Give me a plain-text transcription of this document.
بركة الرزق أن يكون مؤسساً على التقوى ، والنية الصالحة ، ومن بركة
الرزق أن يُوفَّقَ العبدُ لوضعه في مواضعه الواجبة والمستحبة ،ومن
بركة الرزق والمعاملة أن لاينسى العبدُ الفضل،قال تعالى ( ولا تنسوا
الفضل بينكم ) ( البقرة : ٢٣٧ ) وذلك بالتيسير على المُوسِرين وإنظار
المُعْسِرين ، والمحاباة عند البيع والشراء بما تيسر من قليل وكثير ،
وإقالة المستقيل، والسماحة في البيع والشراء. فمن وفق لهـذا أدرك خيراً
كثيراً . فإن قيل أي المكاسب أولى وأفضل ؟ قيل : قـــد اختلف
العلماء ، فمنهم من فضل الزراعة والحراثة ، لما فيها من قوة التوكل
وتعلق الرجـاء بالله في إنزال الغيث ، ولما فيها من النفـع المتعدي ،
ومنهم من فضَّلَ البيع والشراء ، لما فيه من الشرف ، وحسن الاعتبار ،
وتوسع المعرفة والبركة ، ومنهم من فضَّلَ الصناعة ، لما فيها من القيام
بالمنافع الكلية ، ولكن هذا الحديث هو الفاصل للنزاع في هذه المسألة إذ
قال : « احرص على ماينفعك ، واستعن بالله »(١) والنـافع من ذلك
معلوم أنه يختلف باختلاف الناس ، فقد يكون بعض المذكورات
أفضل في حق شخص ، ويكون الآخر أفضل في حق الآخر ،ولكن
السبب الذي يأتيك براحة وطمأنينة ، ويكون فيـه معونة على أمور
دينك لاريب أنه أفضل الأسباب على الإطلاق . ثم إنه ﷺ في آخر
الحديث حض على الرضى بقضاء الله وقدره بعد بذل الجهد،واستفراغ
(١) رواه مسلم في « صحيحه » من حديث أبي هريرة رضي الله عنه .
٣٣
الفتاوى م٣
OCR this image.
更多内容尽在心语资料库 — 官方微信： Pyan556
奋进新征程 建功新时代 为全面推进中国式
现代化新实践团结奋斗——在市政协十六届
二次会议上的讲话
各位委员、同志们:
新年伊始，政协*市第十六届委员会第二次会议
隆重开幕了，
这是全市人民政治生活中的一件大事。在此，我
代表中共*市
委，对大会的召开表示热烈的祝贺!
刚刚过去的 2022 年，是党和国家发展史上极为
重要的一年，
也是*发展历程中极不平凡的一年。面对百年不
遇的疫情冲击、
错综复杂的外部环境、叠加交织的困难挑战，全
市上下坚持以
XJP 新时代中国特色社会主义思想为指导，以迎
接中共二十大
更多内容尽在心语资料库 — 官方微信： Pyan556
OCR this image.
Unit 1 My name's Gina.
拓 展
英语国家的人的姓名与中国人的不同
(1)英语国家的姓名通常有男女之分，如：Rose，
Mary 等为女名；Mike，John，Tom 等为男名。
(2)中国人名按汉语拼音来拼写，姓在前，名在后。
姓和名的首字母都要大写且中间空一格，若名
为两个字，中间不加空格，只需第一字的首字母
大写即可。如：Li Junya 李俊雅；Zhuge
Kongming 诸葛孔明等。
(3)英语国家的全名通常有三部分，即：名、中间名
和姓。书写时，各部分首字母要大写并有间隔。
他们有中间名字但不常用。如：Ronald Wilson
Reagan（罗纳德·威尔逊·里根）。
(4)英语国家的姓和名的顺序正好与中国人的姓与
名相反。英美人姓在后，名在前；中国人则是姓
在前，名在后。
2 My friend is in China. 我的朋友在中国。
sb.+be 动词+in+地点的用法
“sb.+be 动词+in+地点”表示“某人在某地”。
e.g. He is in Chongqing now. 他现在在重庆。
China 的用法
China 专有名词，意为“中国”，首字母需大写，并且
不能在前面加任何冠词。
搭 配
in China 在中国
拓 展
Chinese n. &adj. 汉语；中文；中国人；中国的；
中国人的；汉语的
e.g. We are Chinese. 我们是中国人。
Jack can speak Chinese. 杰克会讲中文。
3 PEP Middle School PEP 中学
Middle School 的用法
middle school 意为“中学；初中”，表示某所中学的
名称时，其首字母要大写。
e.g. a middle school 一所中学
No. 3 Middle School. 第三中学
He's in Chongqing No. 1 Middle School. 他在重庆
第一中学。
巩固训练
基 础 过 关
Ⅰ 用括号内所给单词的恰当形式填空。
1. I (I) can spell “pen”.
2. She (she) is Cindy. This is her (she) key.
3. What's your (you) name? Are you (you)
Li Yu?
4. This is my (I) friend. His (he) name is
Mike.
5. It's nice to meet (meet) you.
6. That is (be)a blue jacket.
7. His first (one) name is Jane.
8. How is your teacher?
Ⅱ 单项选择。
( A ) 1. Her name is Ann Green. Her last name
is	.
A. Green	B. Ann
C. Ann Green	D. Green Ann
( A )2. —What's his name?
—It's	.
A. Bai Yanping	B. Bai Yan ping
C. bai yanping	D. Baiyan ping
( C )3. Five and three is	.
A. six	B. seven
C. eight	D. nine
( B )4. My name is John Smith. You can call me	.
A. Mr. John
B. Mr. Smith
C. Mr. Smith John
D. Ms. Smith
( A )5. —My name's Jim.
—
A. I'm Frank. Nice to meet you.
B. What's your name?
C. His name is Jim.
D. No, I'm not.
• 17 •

(Exercise objective): Say how many lines of the data include the string "ويكون". Nothing other than the number should be given.

(Solution for this problem): 2